■ Aim
In the records below, pick out all lines containing the word "structured".

■ Source material
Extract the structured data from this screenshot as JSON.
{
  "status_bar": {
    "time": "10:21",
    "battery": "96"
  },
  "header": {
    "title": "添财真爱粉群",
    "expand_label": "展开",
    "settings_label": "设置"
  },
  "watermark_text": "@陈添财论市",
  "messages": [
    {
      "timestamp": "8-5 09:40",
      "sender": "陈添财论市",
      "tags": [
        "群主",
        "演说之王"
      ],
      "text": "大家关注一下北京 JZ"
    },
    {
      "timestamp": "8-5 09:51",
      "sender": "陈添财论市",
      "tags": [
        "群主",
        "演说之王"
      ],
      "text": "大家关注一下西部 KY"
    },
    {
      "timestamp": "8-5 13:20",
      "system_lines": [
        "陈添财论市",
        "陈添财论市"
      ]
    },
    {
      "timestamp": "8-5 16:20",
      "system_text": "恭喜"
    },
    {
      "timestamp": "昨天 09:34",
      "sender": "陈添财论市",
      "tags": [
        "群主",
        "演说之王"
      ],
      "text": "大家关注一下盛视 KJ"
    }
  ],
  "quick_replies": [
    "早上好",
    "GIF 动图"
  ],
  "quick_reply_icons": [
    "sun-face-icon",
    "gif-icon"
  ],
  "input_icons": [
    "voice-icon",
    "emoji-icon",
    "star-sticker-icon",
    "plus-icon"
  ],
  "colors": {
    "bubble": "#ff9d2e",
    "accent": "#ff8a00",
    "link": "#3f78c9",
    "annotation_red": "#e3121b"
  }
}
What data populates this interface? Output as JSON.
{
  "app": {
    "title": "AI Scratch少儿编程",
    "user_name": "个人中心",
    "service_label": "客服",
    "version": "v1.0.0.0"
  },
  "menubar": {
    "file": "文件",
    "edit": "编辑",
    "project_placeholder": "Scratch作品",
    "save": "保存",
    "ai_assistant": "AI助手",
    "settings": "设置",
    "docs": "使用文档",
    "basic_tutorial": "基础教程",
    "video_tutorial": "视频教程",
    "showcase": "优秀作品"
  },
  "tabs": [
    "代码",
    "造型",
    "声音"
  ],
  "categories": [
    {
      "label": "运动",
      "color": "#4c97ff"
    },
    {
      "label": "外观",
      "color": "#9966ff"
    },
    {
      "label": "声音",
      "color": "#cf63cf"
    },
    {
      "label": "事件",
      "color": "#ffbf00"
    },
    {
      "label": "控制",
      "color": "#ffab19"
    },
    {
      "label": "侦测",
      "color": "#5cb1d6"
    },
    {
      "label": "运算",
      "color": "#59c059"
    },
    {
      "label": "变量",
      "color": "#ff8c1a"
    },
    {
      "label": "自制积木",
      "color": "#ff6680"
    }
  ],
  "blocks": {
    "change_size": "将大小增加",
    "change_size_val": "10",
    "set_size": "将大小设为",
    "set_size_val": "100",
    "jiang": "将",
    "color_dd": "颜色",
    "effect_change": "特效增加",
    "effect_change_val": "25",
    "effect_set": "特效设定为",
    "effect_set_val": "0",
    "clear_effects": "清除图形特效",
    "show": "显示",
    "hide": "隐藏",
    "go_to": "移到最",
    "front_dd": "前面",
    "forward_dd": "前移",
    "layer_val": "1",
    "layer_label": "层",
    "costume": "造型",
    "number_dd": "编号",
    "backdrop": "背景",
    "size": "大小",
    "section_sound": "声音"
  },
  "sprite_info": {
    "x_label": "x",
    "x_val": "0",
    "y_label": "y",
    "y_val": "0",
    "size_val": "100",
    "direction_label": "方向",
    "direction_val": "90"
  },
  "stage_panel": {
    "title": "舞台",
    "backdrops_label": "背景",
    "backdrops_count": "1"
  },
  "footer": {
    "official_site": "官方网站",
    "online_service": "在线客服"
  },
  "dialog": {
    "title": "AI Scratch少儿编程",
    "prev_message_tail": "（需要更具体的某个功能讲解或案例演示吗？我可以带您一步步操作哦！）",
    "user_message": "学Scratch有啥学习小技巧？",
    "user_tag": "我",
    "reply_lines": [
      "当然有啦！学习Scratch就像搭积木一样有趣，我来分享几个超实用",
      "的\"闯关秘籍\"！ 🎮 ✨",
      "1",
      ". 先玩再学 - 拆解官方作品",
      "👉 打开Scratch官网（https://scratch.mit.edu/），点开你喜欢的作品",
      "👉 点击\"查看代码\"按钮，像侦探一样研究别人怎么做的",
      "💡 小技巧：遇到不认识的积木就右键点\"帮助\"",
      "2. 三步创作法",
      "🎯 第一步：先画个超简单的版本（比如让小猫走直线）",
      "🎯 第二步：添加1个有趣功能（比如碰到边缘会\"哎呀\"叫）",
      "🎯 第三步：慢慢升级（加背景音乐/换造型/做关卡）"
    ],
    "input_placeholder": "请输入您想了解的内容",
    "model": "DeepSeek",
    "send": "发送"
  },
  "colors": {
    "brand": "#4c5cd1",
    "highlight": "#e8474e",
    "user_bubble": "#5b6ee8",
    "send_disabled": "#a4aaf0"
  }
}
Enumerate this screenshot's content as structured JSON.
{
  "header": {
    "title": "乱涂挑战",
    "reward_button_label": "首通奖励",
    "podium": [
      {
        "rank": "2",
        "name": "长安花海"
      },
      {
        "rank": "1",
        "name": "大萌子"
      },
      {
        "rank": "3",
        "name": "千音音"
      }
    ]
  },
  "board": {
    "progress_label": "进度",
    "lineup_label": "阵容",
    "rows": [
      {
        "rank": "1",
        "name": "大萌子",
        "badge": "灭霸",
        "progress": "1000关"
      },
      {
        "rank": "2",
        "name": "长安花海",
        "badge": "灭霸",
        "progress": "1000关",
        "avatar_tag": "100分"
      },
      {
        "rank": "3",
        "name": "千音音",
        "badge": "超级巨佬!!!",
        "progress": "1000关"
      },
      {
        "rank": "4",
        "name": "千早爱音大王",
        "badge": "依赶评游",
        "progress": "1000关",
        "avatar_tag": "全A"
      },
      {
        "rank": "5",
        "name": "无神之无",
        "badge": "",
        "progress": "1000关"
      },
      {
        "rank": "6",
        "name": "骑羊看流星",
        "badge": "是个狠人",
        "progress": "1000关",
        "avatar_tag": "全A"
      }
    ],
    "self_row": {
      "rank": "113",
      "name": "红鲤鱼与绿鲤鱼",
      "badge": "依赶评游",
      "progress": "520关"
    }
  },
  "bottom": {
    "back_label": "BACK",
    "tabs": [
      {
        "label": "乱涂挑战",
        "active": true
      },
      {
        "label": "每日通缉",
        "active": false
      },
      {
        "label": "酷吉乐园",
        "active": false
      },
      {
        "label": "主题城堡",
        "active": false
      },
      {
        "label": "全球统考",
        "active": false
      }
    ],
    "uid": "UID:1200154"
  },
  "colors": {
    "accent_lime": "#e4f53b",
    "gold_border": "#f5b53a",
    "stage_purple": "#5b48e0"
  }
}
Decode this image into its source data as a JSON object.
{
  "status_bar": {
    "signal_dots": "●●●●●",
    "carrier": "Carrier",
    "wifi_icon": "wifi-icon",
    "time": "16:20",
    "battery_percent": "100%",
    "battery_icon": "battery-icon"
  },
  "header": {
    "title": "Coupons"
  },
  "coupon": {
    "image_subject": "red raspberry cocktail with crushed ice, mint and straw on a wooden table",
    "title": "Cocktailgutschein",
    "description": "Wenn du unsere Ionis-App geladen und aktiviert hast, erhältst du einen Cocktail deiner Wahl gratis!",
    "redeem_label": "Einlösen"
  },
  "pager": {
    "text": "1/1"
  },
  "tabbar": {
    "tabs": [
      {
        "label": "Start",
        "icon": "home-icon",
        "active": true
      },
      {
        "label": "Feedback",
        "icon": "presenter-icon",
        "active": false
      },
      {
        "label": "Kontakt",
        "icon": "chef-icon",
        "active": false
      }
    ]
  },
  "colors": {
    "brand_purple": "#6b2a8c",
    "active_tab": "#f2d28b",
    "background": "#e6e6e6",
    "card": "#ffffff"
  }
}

■ Answer to this problem
Extract the structured data from this screenshot as JSON.
Enumerate this screenshot's content as structured JSON.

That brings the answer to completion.